▸ **EXERCISE DESCRIPTION**: Read the listing below and copy out every line that holds "terceros".

▸ **PROVIDED MATERIAL**:
------------------------------------
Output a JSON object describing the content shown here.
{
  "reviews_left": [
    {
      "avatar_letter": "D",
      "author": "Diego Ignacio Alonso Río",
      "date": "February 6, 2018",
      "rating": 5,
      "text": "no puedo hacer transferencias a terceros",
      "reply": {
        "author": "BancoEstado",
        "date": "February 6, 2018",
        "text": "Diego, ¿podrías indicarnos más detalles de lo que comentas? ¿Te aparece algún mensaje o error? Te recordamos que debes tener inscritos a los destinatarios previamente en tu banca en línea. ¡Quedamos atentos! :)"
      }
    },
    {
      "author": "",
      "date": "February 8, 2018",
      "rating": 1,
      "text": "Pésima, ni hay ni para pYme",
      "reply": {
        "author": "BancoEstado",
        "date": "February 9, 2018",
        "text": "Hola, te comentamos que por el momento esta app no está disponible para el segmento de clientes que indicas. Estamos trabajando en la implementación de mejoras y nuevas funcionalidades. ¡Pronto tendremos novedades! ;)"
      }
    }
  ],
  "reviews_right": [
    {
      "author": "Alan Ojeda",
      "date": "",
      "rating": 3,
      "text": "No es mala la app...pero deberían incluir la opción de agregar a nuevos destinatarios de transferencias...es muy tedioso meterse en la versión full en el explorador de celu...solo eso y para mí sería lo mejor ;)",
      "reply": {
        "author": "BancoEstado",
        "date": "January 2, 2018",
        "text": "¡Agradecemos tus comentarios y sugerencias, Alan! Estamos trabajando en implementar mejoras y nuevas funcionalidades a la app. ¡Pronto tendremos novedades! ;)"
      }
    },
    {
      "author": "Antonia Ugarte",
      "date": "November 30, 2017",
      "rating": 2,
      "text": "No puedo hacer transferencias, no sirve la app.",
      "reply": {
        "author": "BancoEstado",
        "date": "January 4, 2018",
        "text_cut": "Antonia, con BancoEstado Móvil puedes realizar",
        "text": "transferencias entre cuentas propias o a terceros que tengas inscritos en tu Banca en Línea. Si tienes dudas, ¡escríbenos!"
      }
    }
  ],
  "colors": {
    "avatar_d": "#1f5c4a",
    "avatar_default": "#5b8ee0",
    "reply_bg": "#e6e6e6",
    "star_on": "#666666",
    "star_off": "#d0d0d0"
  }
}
------------------------------------
▸ **RESULT OF THIS TASK**:
      "text": "no puedo hacer transferencias a terceros",
        "text": "transferencias entre cuentas propias o a terceros que tengas inscritos en tu Banca en Línea. Si tienes dudas, ¡escríbenos!"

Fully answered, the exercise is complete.